Please reproduce the lines below exactly, starting with the first line and ending with the line that contains "Give bounding boxes", both included.
::: Data records
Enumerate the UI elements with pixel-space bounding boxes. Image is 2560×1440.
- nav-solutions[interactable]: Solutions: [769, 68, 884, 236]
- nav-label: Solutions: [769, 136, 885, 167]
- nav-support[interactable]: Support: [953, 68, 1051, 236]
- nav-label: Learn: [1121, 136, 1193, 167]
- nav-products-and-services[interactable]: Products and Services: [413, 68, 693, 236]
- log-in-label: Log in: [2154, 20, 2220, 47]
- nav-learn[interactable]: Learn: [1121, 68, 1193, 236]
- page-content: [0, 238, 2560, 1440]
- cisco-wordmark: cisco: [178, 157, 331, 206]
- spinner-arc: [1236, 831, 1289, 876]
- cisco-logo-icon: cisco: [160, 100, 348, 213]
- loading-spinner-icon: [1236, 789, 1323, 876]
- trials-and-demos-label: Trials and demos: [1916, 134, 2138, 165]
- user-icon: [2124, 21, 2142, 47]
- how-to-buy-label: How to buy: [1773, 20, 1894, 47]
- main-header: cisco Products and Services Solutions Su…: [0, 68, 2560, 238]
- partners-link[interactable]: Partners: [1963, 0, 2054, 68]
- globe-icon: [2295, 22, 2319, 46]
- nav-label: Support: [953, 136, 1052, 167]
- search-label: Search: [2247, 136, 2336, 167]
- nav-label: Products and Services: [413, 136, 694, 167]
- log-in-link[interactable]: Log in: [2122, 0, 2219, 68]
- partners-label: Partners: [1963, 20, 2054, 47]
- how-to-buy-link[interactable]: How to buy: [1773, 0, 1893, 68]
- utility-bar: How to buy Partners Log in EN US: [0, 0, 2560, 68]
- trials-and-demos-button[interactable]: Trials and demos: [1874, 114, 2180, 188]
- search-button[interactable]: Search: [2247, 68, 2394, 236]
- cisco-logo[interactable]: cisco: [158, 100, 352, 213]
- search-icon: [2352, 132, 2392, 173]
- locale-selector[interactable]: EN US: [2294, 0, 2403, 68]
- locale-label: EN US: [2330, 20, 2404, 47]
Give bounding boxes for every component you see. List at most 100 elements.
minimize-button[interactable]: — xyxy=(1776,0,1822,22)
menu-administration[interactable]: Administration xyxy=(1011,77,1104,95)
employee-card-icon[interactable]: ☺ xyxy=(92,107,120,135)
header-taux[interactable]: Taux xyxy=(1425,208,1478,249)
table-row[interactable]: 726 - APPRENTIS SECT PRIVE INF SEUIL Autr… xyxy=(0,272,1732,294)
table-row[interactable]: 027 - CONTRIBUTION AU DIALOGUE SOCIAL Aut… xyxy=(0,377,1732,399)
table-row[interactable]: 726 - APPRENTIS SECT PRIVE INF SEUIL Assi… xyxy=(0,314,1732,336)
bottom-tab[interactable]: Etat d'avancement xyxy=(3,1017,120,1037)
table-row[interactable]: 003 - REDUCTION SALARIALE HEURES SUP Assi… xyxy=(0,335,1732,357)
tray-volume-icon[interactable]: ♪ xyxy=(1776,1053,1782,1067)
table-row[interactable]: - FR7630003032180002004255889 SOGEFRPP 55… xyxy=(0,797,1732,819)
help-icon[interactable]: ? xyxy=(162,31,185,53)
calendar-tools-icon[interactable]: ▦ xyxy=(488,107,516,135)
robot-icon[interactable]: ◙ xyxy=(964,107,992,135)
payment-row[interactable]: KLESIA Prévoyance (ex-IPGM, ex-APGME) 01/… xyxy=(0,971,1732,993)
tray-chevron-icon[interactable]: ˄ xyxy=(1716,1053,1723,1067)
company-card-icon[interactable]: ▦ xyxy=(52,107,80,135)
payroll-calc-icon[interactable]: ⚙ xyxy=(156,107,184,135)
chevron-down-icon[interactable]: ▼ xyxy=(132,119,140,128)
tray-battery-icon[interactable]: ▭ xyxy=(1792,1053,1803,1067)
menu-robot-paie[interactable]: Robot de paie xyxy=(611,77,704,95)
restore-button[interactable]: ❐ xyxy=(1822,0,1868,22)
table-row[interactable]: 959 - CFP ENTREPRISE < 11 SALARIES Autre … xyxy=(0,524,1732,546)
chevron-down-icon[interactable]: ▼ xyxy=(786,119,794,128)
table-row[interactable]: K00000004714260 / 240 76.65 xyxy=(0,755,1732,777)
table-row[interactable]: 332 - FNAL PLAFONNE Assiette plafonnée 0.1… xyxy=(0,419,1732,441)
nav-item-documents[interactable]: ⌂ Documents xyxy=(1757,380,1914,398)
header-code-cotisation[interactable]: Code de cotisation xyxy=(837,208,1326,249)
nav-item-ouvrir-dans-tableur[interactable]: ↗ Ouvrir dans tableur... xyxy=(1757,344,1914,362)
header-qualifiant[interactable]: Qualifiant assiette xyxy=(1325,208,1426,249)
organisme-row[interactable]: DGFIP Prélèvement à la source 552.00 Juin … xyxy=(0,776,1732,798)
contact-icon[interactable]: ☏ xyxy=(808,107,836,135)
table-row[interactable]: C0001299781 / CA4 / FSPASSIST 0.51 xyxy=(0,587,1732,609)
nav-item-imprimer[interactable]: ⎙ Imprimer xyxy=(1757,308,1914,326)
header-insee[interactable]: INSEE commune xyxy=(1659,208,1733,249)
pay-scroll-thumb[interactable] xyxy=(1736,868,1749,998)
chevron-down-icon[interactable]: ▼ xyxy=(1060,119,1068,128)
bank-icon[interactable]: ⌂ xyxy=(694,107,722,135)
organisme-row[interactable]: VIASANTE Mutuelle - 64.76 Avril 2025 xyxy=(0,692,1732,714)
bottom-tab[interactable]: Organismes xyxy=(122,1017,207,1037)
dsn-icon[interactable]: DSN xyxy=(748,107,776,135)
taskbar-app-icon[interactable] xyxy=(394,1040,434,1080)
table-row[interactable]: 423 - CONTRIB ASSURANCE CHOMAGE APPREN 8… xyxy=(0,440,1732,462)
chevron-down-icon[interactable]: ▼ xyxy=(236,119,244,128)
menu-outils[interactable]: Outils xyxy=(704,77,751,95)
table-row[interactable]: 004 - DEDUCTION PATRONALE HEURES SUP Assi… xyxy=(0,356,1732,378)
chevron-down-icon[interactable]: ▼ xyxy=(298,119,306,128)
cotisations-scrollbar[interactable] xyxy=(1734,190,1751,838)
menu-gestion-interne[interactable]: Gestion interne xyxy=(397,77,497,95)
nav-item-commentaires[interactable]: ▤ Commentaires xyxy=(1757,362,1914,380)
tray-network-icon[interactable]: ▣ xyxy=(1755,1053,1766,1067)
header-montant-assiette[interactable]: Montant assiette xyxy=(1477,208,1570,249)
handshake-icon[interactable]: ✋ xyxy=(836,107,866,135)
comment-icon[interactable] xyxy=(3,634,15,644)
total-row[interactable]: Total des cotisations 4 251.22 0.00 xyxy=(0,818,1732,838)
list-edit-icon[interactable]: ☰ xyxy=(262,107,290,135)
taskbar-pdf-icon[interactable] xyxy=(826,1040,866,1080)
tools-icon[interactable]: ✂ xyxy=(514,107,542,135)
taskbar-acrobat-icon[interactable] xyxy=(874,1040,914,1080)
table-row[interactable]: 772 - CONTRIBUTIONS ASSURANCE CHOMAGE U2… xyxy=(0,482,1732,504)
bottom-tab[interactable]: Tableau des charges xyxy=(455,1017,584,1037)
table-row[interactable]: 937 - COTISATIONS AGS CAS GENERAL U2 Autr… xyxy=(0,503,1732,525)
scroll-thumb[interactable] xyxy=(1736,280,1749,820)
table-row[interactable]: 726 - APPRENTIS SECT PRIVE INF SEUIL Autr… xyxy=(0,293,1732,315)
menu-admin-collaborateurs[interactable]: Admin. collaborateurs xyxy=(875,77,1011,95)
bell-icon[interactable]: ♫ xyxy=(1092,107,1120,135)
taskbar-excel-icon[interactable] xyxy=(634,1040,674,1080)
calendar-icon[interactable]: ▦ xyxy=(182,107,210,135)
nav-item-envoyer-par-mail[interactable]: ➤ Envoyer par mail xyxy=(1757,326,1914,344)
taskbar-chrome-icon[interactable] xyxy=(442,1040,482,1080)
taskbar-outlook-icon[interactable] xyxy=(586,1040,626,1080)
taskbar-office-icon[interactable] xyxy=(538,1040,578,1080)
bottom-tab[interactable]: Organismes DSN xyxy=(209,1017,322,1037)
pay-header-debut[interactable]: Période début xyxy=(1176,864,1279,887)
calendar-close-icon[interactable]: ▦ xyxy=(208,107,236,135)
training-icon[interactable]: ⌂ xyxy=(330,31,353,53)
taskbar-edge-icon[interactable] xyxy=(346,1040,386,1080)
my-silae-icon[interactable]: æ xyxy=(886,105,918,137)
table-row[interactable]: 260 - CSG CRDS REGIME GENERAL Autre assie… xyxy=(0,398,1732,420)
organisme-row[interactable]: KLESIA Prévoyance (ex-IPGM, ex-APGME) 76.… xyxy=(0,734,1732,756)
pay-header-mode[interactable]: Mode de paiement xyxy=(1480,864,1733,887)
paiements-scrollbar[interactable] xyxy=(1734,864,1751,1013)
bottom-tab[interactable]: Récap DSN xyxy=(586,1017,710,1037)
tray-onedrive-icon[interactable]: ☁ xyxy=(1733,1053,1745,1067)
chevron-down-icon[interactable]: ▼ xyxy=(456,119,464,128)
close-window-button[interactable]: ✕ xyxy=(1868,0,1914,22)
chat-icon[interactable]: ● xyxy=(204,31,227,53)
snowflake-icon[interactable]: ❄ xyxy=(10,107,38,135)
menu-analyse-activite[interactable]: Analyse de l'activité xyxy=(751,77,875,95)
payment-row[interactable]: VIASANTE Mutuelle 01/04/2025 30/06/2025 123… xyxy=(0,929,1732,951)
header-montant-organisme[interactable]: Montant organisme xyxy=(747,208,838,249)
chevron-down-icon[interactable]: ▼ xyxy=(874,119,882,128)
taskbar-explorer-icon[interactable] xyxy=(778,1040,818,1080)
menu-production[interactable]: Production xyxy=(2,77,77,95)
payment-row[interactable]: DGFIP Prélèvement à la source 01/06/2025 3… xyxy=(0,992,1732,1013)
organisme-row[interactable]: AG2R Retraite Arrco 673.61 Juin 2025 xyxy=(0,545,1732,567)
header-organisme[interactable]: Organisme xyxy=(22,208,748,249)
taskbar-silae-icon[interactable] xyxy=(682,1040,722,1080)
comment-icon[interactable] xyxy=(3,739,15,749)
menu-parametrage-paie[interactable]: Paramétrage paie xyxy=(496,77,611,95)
::::::
- [Exercise output]:
Enumerate the UI elements with pixel-space bounding boxes. Image is 2560×1440.
- nav-solutions[interactable]: Solutions: [769, 68, 884, 236]
- nav-label: Solutions: [769, 136, 885, 167]
- nav-support[interactable]: Support: [953, 68, 1051, 236]
- nav-label: Learn: [1121, 136, 1193, 167]
- nav-products-and-services[interactable]: Products and Services: [413, 68, 693, 236]
- log-in-label: Log in: [2154, 20, 2220, 47]
- nav-learn[interactable]: Learn: [1121, 68, 1193, 236]
- page-content: [0, 238, 2560, 1440]
- cisco-wordmark: cisco: [178, 157, 331, 206]
- spinner-arc: [1236, 831, 1289, 876]
- cisco-logo-icon: cisco: [160, 100, 348, 213]
- loading-spinner-icon: [1236, 789, 1323, 876]
- trials-and-demos-label: Trials and demos: [1916, 134, 2138, 165]
- user-icon: [2124, 21, 2142, 47]
- how-to-buy-label: How to buy: [1773, 20, 1894, 47]
- main-header: cisco Products and Services Solutions Su…: [0, 68, 2560, 238]
- partners-link[interactable]: Partners: [1963, 0, 2054, 68]
- globe-icon: [2295, 22, 2319, 46]
- nav-label: Support: [953, 136, 1052, 167]
- search-label: Search: [2247, 136, 2336, 167]
- nav-label: Products and Services: [413, 136, 694, 167]
- log-in-link[interactable]: Log in: [2122, 0, 2219, 68]
- partners-label: Partners: [1963, 20, 2054, 47]
- how-to-buy-link[interactable]: How to buy: [1773, 0, 1893, 68]
- utility-bar: How to buy Partners Log in EN US: [0, 0, 2560, 68]
- trials-and-demos-button[interactable]: Trials and demos: [1874, 114, 2180, 188]
- search-button[interactable]: Search: [2247, 68, 2394, 236]
- cisco-logo[interactable]: cisco: [158, 100, 352, 213]
- search-icon: [2352, 132, 2392, 173]
- locale-selector[interactable]: EN US: [2294, 0, 2403, 68]
- locale-label: EN US: [2330, 20, 2404, 47]
Give bounding boxes for every component you see. List at most 100 elements.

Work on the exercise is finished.